◆ Data to process:
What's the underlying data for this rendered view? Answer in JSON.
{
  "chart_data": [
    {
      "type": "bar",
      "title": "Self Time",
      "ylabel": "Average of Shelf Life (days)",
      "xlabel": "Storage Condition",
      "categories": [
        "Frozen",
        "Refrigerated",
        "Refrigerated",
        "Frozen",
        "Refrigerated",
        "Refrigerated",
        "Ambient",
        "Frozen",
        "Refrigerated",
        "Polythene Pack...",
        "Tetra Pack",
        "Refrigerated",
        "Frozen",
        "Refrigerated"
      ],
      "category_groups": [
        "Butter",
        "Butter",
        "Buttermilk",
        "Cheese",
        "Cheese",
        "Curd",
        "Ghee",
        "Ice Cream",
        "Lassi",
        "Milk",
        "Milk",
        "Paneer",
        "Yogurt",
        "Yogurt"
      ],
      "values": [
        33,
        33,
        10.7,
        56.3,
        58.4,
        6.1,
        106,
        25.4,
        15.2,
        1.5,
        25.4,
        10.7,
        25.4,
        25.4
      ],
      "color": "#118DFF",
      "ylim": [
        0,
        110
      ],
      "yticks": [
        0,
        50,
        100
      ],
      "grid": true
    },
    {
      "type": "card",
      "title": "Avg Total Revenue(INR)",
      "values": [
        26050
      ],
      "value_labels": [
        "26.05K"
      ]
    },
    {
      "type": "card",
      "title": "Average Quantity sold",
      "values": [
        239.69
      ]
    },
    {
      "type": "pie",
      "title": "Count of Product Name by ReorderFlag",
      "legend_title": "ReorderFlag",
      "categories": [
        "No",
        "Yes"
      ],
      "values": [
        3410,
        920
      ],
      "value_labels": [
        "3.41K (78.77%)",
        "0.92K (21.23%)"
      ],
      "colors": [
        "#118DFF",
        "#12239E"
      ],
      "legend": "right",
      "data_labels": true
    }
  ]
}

◆ Requirement:
Your task is to repeat the data exactly, with nothing left out.

◆ Result below:
What's the underlying data for this rendered view? Answer in JSON.
{
  "chart_data": [
    {
      "type": "bar",
      "title": "Self Time",
      "ylabel": "Average of Shelf Life (days)",
      "xlabel": "Storage Condition",
      "categories": [
        "Frozen",
        "Refrigerated",
        "Refrigerated",
        "Frozen",
        "Refrigerated",
        "Refrigerated",
        "Ambient",
        "Frozen",
        "Refrigerated",
        "Polythene Pack...",
        "Tetra Pack",
        "Refrigerated",
        "Frozen",
        "Refrigerated"
      ],
      "category_groups": [
        "Butter",
        "Butter",
        "Buttermilk",
        "Cheese",
        "Cheese",
        "Curd",
        "Ghee",
        "Ice Cream",
        "Lassi",
        "Milk",
        "Milk",
        "Paneer",
        "Yogurt",
        "Yogurt"
      ],
      "values": [
        33,
        33,
        10.7,
        56.3,
        58.4,
        6.1,
        106,
        25.4,
        15.2,
        1.5,
        25.4,
        10.7,
        25.4,
        25.4
      ],
      "color": "#118DFF",
      "ylim": [
        0,
        110
      ],
      "yticks": [
        0,
        50,
        100
      ],
      "grid": true
    },
    {
      "type": "card",
      "title": "Avg Total Revenue(INR)",
      "values": [
        26050
      ],
      "value_labels": [
        "26.05K"
      ]
    },
    {
      "type": "card",
      "title": "Average Quantity sold",
      "values": [
        239.69
      ]
    },
    {
      "type": "pie",
      "title": "Count of Product Name by ReorderFlag",
      "legend_title": "ReorderFlag",
      "categories": [
        "No",
        "Yes"
      ],
      "values": [
        3410,
        920
      ],
      "value_labels": [
        "3.41K (78.77%)",
        "0.92K (21.23%)"
      ],
      "colors": [
        "#118DFF",
        "#12239E"
      ],
      "legend": "right",
      "data_labels": true
    }
  ]
}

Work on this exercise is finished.